- ROWS
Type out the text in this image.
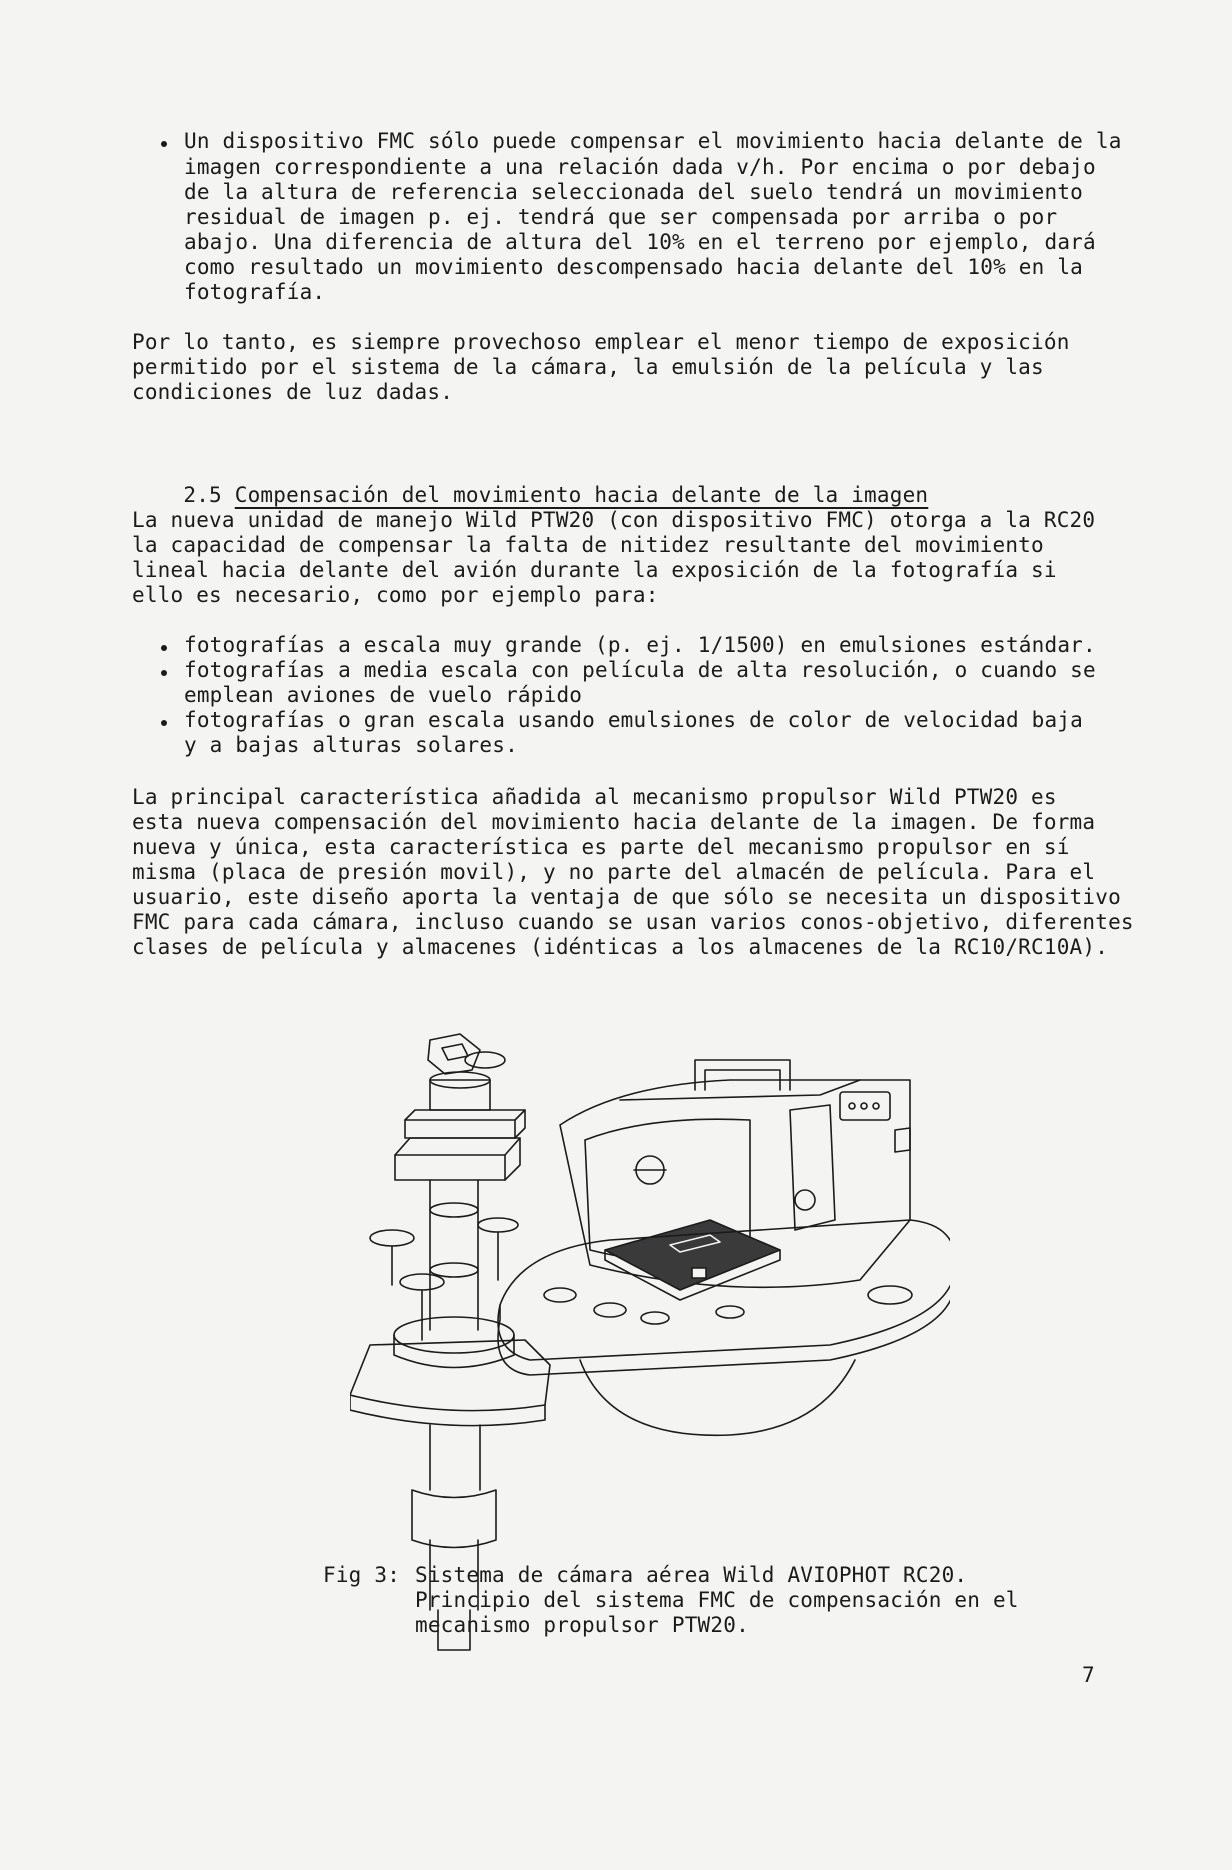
Un dispositivo FMC sólo puede compensar el movimiento hacia delante de la
imagen correspondiente a una relación dada v/h. Por encima o por debajo
de la altura de referencia seleccionada del suelo tendrá un movimiento
residual de imagen p. ej. tendrá que ser compensada por arriba o por
abajo. Una diferencia de altura del 10% en el terreno por ejemplo, dará
como resultado un movimiento descompensado hacia delante del 10% en la
fotografía.
Por lo tanto, es siempre provechoso emplear el menor tiempo de exposición
permitido por el sistema de la cámara, la emulsión de la película y las
condiciones de luz dadas.

2.5 Compensación del movimiento hacia delante de la imagen

La nueva unidad de manejo Wild PTW20 (con dispositivo FMC) otorga a la RC20
la capacidad de compensar la falta de nitidez resultante del movimiento
lineal hacia delante del avión durante la exposición de la fotografía si
ello es necesario, como por ejemplo para:
fotografías a escala muy grande (p. ej. 1/1500) en emulsiones estándar.
fotografías a media escala con película de alta resolución, o cuando se
emplean aviones de vuelo rápido
fotografías o gran escala usando emulsiones de color de velocidad baja
y a bajas alturas solares.
La principal característica añadida al mecanismo propulsor Wild PTW20 es
esta nueva compensación del movimiento hacia delante de la imagen. De forma
nueva y única, esta característica es parte del mecanismo propulsor en sí
misma (placa de presión movil), y no parte del almacén de película. Para el
usuario, este diseño aporta la ventaja de que sólo se necesita un dispositivo
FMC para cada cámara, incluso cuando se usan varios conos-objetivo, diferentes
clases de película y almacenes (idénticas a los almacenes de la RC10/RC10A).
Fig 3: Sistema de cámara aérea Wild AVIOPHOT RC20.
Principio del sistema FMC de compensación en el
mecanismo propulsor PTW20.
7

- WHAT TO WORK ON
From start to finish, output the listing exactly, but omit its pictures.

- SOLUTION TO THE EXERCISE
Type out the text in this image.
Un dispositivo FMC sólo puede compensar el movimiento hacia delante de la
imagen correspondiente a una relación dada v/h. Por encima o por debajo
de la altura de referencia seleccionada del suelo tendrá un movimiento
residual de imagen p. ej. tendrá que ser compensada por arriba o por
abajo. Una diferencia de altura del 10% en el terreno por ejemplo, dará
como resultado un movimiento descompensado hacia delante del 10% en la
fotografía.
Por lo tanto, es siempre provechoso emplear el menor tiempo de exposición
permitido por el sistema de la cámara, la emulsión de la película y las
condiciones de luz dadas.

2.5 Compensación del movimiento hacia delante de la imagen

La nueva unidad de manejo Wild PTW20 (con dispositivo FMC) otorga a la RC20
la capacidad de compensar la falta de nitidez resultante del movimiento
lineal hacia delante del avión durante la exposición de la fotografía si
ello es necesario, como por ejemplo para:
fotografías a escala muy grande (p. ej. 1/1500) en emulsiones estándar.
fotografías a media escala con película de alta resolución, o cuando se
emplean aviones de vuelo rápido
fotografías o gran escala usando emulsiones de color de velocidad baja
y a bajas alturas solares.
La principal característica añadida al mecanismo propulsor Wild PTW20 es
esta nueva compensación del movimiento hacia delante de la imagen. De forma
nueva y única, esta característica es parte del mecanismo propulsor en sí
misma (placa de presión movil), y no parte del almacén de película. Para el
usuario, este diseño aporta la ventaja de que sólo se necesita un dispositivo
FMC para cada cámara, incluso cuando se usan varios conos-objetivo, diferentes
clases de película y almacenes (idénticas a los almacenes de la RC10/RC10A).
Fig 3: Sistema de cámara aérea Wild AVIOPHOT RC20.
Principio del sistema FMC de compensación en el
mecanismo propulsor PTW20.
7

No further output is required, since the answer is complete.